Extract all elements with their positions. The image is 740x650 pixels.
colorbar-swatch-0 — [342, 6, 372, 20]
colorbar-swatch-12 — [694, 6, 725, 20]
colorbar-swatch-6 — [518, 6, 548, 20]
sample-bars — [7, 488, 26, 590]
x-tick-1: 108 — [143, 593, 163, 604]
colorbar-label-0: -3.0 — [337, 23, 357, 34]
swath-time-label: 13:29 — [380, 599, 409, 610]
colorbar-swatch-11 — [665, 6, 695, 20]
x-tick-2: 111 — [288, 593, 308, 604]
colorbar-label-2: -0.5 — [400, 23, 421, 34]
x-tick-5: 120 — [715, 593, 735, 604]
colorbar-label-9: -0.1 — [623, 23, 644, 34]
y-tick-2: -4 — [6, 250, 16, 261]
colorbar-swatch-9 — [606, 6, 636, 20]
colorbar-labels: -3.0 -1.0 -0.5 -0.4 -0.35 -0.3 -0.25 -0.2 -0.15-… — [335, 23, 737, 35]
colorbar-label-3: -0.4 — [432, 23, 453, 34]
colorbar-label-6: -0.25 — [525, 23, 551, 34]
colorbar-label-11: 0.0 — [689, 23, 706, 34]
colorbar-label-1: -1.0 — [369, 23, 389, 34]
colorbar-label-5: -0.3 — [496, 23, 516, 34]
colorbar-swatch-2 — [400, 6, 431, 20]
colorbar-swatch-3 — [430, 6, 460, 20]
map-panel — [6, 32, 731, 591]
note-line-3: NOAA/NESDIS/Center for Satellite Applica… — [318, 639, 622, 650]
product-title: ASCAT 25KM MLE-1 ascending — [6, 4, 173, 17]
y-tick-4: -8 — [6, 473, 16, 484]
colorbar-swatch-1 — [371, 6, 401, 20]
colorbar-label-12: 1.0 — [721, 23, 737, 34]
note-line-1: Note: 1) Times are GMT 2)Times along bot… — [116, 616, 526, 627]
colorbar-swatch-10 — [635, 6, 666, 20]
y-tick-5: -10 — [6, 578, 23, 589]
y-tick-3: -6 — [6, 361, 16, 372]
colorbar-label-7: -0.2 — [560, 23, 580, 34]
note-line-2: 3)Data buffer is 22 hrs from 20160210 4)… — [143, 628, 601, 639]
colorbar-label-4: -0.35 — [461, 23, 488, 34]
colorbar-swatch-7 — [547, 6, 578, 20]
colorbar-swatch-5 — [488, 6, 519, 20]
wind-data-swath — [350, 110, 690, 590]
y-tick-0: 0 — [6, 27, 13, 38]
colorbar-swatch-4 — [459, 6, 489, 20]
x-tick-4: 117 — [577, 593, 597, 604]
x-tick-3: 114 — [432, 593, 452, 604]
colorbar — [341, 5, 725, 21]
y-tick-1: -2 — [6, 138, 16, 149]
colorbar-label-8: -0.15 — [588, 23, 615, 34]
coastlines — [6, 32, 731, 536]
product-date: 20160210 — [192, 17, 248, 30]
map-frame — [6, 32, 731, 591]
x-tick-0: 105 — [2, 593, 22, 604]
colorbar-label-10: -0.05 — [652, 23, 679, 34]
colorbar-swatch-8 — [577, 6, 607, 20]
######
--- TO DO ---
Rewrite the data above, changing "ascending" to "descending" wherever it occurs and leaving everything else untouched.

--- ANSWER FOR THE TASK ---
Extract all elements with their positions. The image is 740x650 pixels.
colorbar-swatch-0 — [342, 6, 372, 20]
colorbar-swatch-12 — [694, 6, 725, 20]
colorbar-swatch-6 — [518, 6, 548, 20]
sample-bars — [7, 488, 26, 590]
x-tick-1: 108 — [143, 593, 163, 604]
colorbar-label-0: -3.0 — [337, 23, 357, 34]
swath-time-label: 13:29 — [380, 599, 409, 610]
colorbar-swatch-11 — [665, 6, 695, 20]
x-tick-2: 111 — [288, 593, 308, 604]
colorbar-label-2: -0.5 — [400, 23, 421, 34]
x-tick-5: 120 — [715, 593, 735, 604]
colorbar-label-9: -0.1 — [623, 23, 644, 34]
y-tick-2: -4 — [6, 250, 16, 261]
colorbar-swatch-9 — [606, 6, 636, 20]
colorbar-labels: -3.0 -1.0 -0.5 -0.4 -0.35 -0.3 -0.25 -0.2 -0.15-… — [335, 23, 737, 35]
colorbar-label-3: -0.4 — [432, 23, 453, 34]
colorbar-label-6: -0.25 — [525, 23, 551, 34]
colorbar-label-11: 0.0 — [689, 23, 706, 34]
colorbar-label-1: -1.0 — [369, 23, 389, 34]
colorbar-label-5: -0.3 — [496, 23, 516, 34]
colorbar-swatch-2 — [400, 6, 431, 20]
colorbar-swatch-3 — [430, 6, 460, 20]
map-panel — [6, 32, 731, 591]
note-line-3: NOAA/NESDIS/Center for Satellite Applica… — [318, 639, 622, 650]
product-title: ASCAT 25KM MLE-1 descending — [6, 4, 173, 17]
y-tick-4: -8 — [6, 473, 16, 484]
colorbar-swatch-1 — [371, 6, 401, 20]
colorbar-label-12: 1.0 — [721, 23, 737, 34]
note-line-1: Note: 1) Times are GMT 2)Times along bot… — [116, 616, 526, 627]
colorbar-swatch-10 — [635, 6, 666, 20]
y-tick-5: -10 — [6, 578, 23, 589]
y-tick-3: -6 — [6, 361, 16, 372]
colorbar-label-7: -0.2 — [560, 23, 580, 34]
note-line-2: 3)Data buffer is 22 hrs from 20160210 4)… — [143, 628, 601, 639]
colorbar-label-4: -0.35 — [461, 23, 488, 34]
colorbar-swatch-7 — [547, 6, 578, 20]
colorbar-swatch-5 — [488, 6, 519, 20]
wind-data-swath — [350, 110, 690, 590]
y-tick-0: 0 — [6, 27, 13, 38]
colorbar-swatch-4 — [459, 6, 489, 20]
x-tick-4: 117 — [577, 593, 597, 604]
x-tick-3: 114 — [432, 593, 452, 604]
colorbar — [341, 5, 725, 21]
y-tick-1: -2 — [6, 138, 16, 149]
colorbar-label-8: -0.15 — [588, 23, 615, 34]
coastlines — [6, 32, 731, 536]
product-date: 20160210 — [192, 17, 248, 30]
map-frame — [6, 32, 731, 591]
x-tick-0: 105 — [2, 593, 22, 604]
colorbar-label-10: -0.05 — [652, 23, 679, 34]
colorbar-swatch-8 — [577, 6, 607, 20]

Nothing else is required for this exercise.